## [What to produce]
Rewrite the records below, swapping every occurrence of "bounding boxes" with "bounding rectangles". Leave everything else untouched.

--- Start of Record list ---

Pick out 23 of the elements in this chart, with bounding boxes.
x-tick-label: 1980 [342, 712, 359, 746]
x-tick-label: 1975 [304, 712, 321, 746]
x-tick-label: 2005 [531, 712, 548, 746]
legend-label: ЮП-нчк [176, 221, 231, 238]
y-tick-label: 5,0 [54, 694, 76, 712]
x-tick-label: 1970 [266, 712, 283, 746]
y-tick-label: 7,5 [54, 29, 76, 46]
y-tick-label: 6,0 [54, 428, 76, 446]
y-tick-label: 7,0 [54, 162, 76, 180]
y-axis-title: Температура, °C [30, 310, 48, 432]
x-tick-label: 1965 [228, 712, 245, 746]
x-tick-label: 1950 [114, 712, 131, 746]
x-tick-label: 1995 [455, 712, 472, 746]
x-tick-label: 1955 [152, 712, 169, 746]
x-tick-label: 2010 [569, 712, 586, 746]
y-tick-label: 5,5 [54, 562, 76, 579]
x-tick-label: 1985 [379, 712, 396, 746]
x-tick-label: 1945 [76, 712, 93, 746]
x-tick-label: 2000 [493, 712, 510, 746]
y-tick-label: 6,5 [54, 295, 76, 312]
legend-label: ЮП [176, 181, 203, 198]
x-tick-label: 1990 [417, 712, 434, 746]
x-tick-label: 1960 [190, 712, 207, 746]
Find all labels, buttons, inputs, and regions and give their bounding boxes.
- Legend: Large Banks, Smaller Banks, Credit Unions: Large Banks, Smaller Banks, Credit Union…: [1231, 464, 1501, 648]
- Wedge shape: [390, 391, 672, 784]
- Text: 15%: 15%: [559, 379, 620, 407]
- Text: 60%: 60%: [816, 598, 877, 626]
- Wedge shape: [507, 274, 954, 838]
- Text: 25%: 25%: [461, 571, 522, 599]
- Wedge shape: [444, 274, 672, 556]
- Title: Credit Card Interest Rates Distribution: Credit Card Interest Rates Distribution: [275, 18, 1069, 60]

--- End of Record list ---

## [The response]
Pick out 23 of the elements in this chart, with bounding rectangles.
x-tick-label: 1980 [342, 712, 359, 746]
x-tick-label: 1975 [304, 712, 321, 746]
x-tick-label: 2005 [531, 712, 548, 746]
legend-label: ЮП-нчк [176, 221, 231, 238]
y-tick-label: 5,0 [54, 694, 76, 712]
x-tick-label: 1970 [266, 712, 283, 746]
y-tick-label: 7,5 [54, 29, 76, 46]
y-tick-label: 6,0 [54, 428, 76, 446]
y-tick-label: 7,0 [54, 162, 76, 180]
y-axis-title: Температура, °C [30, 310, 48, 432]
x-tick-label: 1965 [228, 712, 245, 746]
x-tick-label: 1950 [114, 712, 131, 746]
x-tick-label: 1995 [455, 712, 472, 746]
x-tick-label: 1955 [152, 712, 169, 746]
x-tick-label: 2010 [569, 712, 586, 746]
y-tick-label: 5,5 [54, 562, 76, 579]
x-tick-label: 1985 [379, 712, 396, 746]
x-tick-label: 1945 [76, 712, 93, 746]
x-tick-label: 2000 [493, 712, 510, 746]
y-tick-label: 6,5 [54, 295, 76, 312]
legend-label: ЮП [176, 181, 203, 198]
x-tick-label: 1990 [417, 712, 434, 746]
x-tick-label: 1960 [190, 712, 207, 746]
Find all labels, buttons, inputs, and regions and give their bounding rectangles.
- Legend: Large Banks, Smaller Banks, Credit Unions: Large Banks, Smaller Banks, Credit Union…: [1231, 464, 1501, 648]
- Wedge shape: [390, 391, 672, 784]
- Text: 15%: 15%: [559, 379, 620, 407]
- Text: 60%: 60%: [816, 598, 877, 626]
- Wedge shape: [507, 274, 954, 838]
- Text: 25%: 25%: [461, 571, 522, 599]
- Wedge shape: [444, 274, 672, 556]
- Title: Credit Card Interest Rates Distribution: Credit Card Interest Rates Distribution: [275, 18, 1069, 60]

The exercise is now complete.